**Work instructions**
From the entries below, copy every line that holds the word "случае".

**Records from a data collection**
+---+

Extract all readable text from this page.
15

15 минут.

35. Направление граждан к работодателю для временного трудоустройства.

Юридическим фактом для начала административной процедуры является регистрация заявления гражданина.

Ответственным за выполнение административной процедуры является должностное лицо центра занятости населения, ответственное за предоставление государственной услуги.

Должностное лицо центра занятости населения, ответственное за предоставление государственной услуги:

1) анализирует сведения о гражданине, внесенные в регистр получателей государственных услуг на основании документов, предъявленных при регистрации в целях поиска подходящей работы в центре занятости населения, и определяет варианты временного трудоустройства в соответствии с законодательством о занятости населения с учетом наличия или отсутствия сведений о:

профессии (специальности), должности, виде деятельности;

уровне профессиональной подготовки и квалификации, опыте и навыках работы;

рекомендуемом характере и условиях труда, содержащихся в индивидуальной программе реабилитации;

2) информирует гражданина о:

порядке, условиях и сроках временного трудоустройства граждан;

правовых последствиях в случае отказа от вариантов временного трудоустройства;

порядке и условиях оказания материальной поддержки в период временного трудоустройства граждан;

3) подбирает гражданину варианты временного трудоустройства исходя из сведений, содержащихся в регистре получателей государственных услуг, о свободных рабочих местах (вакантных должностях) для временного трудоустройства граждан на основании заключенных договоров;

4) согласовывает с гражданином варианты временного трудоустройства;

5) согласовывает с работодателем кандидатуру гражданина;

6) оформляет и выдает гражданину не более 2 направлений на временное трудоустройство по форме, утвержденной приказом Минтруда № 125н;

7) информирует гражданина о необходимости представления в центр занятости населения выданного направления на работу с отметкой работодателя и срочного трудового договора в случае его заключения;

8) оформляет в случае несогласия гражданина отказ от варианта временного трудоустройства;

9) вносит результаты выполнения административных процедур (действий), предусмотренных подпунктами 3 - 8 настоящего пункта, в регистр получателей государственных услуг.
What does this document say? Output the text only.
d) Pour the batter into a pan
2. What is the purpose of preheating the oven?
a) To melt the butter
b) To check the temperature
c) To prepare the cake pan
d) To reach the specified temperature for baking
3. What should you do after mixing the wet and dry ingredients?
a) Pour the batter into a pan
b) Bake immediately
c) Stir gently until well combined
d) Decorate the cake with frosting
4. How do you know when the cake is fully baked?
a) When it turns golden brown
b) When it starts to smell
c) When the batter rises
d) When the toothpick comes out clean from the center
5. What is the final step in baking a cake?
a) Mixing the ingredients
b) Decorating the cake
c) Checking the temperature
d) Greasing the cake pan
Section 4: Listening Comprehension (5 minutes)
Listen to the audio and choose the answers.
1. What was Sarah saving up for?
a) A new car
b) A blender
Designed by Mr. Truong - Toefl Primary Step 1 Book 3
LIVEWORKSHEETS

+---+

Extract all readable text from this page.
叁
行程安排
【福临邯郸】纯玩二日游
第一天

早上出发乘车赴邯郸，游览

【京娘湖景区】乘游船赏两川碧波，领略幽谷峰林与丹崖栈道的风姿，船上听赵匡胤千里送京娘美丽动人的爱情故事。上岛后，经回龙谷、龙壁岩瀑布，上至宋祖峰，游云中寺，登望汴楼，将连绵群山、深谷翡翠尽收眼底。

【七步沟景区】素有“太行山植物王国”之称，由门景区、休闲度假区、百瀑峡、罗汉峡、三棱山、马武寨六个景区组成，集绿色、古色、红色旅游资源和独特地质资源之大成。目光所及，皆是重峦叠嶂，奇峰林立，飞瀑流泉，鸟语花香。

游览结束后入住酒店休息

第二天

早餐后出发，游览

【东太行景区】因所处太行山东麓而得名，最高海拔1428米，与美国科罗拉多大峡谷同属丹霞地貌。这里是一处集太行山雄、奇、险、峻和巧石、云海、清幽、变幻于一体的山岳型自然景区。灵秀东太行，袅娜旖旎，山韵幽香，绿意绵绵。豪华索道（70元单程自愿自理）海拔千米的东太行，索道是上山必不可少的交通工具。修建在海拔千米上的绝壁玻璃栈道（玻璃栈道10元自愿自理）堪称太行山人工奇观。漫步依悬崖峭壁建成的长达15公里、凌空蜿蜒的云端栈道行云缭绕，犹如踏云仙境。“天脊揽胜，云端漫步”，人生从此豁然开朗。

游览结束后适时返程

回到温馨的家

+---+

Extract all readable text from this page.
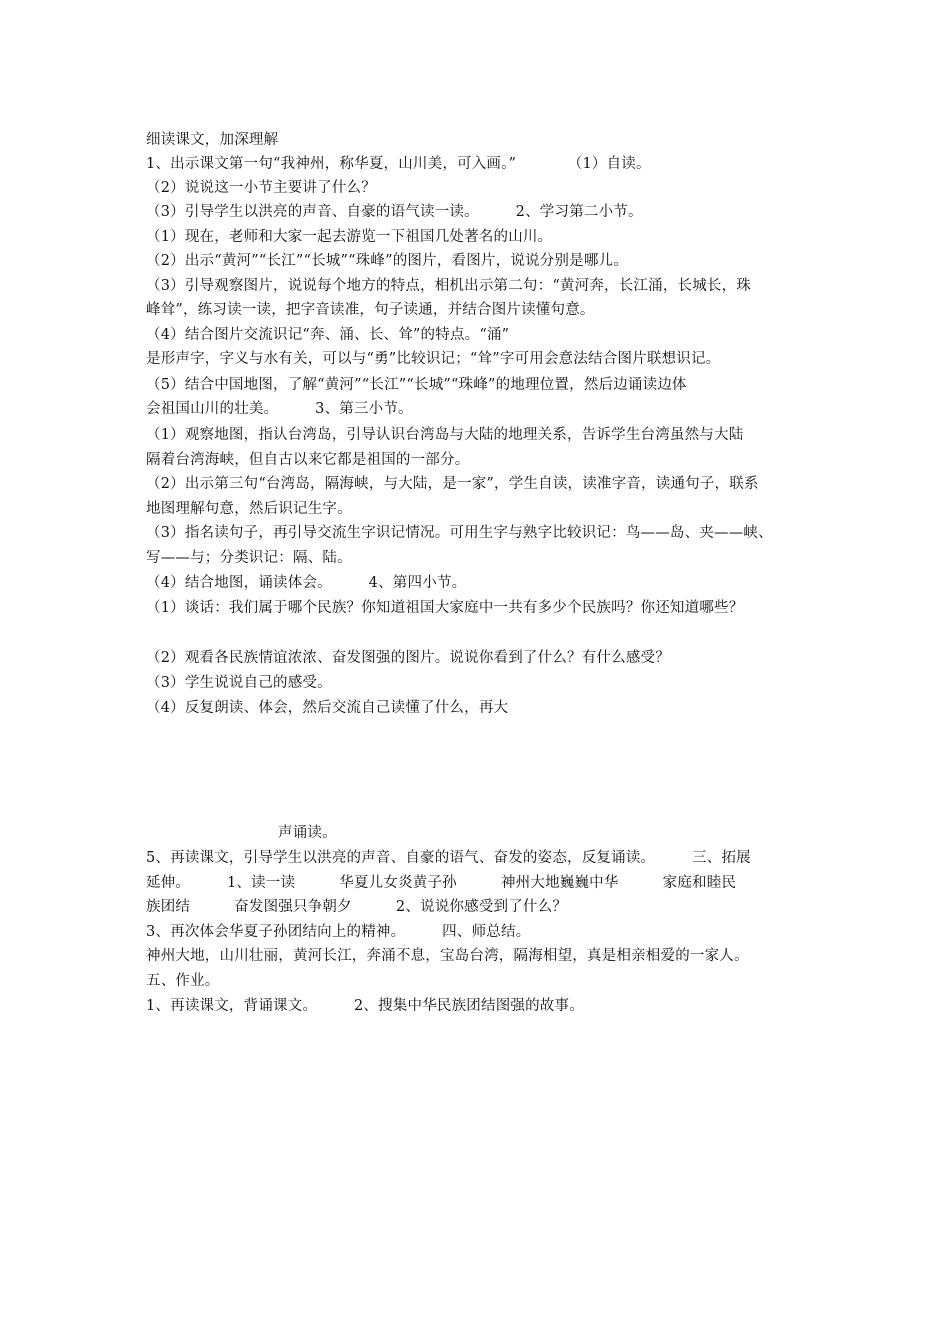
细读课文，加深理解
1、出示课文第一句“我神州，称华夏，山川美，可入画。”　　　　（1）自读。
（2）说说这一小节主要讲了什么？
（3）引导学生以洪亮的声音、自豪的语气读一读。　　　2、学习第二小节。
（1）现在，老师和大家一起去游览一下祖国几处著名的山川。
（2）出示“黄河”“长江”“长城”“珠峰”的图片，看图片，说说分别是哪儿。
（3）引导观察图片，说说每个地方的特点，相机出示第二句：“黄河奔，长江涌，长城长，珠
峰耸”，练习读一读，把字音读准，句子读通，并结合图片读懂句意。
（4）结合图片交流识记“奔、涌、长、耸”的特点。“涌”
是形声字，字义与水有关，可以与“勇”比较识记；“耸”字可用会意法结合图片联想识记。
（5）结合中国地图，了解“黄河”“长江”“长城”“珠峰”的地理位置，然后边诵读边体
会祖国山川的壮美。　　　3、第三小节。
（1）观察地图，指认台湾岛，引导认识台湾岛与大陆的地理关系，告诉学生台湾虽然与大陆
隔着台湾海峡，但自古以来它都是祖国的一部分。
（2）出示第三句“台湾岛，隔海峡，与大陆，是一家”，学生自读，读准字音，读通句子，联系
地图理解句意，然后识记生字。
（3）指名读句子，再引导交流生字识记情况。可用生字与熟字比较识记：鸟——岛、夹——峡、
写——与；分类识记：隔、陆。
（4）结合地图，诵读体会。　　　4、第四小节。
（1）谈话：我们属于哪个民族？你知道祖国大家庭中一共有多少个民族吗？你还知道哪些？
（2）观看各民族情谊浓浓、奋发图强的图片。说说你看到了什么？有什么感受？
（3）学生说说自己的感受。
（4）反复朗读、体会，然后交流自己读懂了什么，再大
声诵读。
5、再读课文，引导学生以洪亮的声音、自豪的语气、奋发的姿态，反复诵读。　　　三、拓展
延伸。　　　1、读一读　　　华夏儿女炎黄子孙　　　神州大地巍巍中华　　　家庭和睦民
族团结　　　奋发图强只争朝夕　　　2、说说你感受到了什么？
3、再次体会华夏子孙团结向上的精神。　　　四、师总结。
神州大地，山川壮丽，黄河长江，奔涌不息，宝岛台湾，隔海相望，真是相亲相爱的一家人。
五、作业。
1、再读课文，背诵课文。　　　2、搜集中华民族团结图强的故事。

+---+

**Result of this task**
правовых последствиях в случае отказа от вариантов временного трудоустройства;
7) информирует гражданина о необходимости представления в центр занятости населения выданного направления на работу с отметкой работодателя и срочного трудового договора в случае его заключения;
8) оформляет в случае несогласия гражданина отказ от варианта временного трудоустройства;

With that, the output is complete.